[Input for this task]
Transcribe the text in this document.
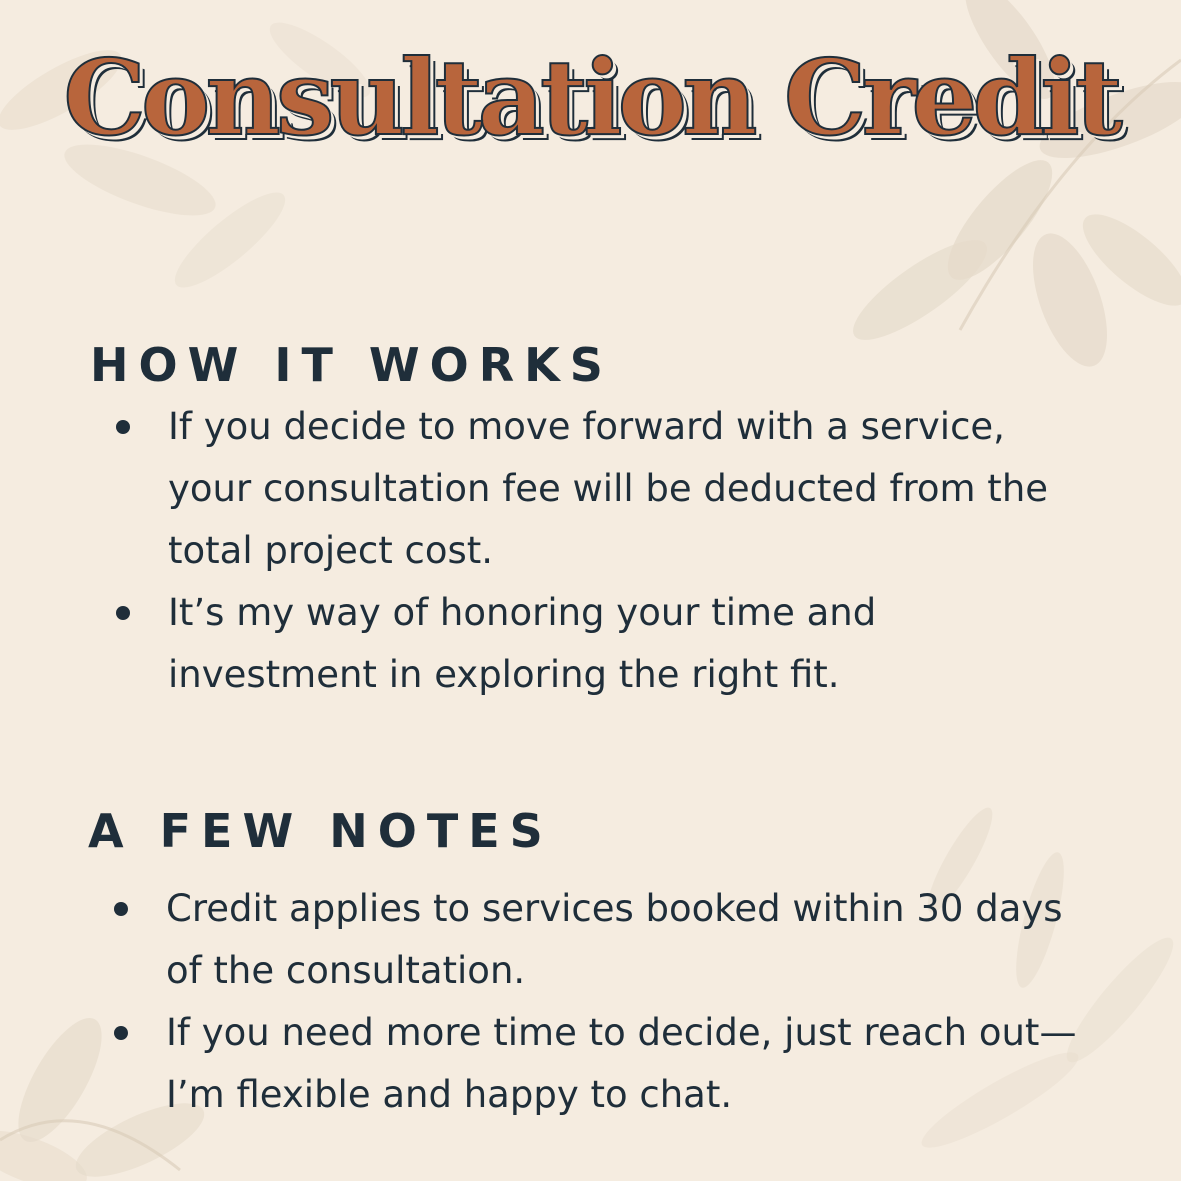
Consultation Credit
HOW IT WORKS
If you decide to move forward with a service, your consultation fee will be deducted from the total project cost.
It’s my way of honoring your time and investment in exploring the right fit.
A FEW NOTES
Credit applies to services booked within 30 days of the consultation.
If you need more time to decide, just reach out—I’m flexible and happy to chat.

[Exercise]
List the lines of the entries that include "Credit".

[Final answer]
Consultation Credit
Credit applies to services booked within 30 days of the consultation.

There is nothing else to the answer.